__Instructions to follow__
Would you write out the entries below, every one of them, exactly?

[Figure record extracts]
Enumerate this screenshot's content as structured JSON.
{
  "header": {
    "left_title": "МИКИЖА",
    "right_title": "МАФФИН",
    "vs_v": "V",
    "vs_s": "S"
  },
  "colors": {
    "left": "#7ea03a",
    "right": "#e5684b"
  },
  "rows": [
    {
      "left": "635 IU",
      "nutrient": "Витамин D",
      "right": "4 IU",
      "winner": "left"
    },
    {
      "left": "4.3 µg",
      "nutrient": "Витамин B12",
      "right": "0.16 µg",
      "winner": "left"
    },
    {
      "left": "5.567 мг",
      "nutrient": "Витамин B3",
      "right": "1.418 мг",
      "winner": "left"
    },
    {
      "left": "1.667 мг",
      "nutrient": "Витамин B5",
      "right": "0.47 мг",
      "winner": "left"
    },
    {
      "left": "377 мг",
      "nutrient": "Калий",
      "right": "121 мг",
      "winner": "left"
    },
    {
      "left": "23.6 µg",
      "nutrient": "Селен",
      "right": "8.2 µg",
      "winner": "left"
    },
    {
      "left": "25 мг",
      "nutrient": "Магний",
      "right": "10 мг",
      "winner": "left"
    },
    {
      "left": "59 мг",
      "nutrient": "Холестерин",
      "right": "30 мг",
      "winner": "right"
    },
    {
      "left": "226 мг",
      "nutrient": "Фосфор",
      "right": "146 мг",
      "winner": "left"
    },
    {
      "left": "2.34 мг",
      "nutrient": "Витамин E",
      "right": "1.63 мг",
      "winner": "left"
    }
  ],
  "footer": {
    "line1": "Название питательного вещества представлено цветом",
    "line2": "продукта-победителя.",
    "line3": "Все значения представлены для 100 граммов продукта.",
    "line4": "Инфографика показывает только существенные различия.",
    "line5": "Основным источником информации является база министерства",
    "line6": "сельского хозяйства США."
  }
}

__Complete response__
Enumerate this screenshot's content as structured JSON.
{
  "header": {
    "left_title": "МИКИЖА",
    "right_title": "МАФФИН",
    "vs_v": "V",
    "vs_s": "S"
  },
  "colors": {
    "left": "#7ea03a",
    "right": "#e5684b"
  },
  "rows": [
    {
      "left": "635 IU",
      "nutrient": "Витамин D",
      "right": "4 IU",
      "winner": "left"
    },
    {
      "left": "4.3 µg",
      "nutrient": "Витамин B12",
      "right": "0.16 µg",
      "winner": "left"
    },
    {
      "left": "5.567 мг",
      "nutrient": "Витамин B3",
      "right": "1.418 мг",
      "winner": "left"
    },
    {
      "left": "1.667 мг",
      "nutrient": "Витамин B5",
      "right": "0.47 мг",
      "winner": "left"
    },
    {
      "left": "377 мг",
      "nutrient": "Калий",
      "right": "121 мг",
      "winner": "left"
    },
    {
      "left": "23.6 µg",
      "nutrient": "Селен",
      "right": "8.2 µg",
      "winner": "left"
    },
    {
      "left": "25 мг",
      "nutrient": "Магний",
      "right": "10 мг",
      "winner": "left"
    },
    {
      "left": "59 мг",
      "nutrient": "Холестерин",
      "right": "30 мг",
      "winner": "right"
    },
    {
      "left": "226 мг",
      "nutrient": "Фосфор",
      "right": "146 мг",
      "winner": "left"
    },
    {
      "left": "2.34 мг",
      "nutrient": "Витамин E",
      "right": "1.63 мг",
      "winner": "left"
    }
  ],
  "footer": {
    "line1": "Название питательного вещества представлено цветом",
    "line2": "продукта-победителя.",
    "line3": "Все значения представлены для 100 граммов продукта.",
    "line4": "Инфографика показывает только существенные различия.",
    "line5": "Основным источником информации является база министерства",
    "line6": "сельского хозяйства США."
  }
}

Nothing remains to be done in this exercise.